Return all lines from the listing below in which the string "Mobile" occurs.
|---|
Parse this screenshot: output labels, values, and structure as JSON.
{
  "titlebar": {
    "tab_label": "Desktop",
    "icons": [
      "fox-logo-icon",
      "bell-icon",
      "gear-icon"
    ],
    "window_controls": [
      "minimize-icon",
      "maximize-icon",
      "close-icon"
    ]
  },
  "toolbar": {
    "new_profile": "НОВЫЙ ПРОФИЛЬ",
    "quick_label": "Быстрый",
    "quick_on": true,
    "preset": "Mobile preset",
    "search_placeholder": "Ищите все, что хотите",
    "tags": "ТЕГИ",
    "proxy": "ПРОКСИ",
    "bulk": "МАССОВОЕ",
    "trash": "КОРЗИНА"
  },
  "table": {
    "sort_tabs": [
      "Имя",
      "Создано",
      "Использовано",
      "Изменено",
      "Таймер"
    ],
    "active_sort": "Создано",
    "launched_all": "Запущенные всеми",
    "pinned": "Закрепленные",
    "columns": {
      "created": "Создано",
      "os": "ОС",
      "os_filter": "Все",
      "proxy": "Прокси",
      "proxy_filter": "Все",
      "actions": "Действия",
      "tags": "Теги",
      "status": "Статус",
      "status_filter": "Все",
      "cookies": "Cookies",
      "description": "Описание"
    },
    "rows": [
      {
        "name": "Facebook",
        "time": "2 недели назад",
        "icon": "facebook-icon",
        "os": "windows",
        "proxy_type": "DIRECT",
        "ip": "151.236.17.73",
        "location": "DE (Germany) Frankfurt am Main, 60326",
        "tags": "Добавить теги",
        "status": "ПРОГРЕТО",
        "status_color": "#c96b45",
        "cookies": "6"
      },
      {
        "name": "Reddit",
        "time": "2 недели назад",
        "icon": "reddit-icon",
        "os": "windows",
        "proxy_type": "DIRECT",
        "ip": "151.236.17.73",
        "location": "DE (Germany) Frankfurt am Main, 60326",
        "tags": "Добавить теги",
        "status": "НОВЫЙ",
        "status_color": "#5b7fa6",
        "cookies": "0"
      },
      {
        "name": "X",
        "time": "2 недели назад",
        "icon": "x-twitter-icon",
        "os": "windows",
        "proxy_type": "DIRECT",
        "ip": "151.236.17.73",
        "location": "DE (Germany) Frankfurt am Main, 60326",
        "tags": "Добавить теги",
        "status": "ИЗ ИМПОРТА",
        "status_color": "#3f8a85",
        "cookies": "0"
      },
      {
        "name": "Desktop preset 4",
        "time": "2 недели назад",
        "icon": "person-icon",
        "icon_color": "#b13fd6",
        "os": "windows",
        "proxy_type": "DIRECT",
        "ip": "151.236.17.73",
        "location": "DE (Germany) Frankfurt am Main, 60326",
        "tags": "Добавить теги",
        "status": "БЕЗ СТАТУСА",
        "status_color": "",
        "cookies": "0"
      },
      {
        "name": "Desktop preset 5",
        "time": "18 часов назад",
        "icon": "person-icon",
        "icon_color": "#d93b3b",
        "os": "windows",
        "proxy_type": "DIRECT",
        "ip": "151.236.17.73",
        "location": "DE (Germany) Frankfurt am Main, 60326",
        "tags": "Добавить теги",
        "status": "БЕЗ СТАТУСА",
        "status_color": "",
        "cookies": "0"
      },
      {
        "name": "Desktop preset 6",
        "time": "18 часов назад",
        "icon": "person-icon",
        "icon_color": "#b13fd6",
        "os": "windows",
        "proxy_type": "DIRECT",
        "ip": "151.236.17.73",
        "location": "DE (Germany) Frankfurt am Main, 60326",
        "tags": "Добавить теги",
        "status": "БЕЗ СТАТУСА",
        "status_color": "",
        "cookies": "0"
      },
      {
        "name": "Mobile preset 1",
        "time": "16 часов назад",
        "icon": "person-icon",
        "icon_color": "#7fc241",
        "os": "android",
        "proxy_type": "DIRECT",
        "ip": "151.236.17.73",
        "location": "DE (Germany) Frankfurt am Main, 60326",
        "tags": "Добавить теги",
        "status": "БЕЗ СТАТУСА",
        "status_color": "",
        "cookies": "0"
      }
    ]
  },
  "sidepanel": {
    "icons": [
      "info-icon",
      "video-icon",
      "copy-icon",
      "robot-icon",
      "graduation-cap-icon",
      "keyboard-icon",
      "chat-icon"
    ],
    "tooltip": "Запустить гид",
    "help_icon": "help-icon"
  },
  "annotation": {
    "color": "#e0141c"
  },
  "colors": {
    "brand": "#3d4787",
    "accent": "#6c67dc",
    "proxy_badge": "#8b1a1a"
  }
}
|---|
● **Final answer**:
    "preset": "Mobile preset",
        "name": "Mobile preset 1",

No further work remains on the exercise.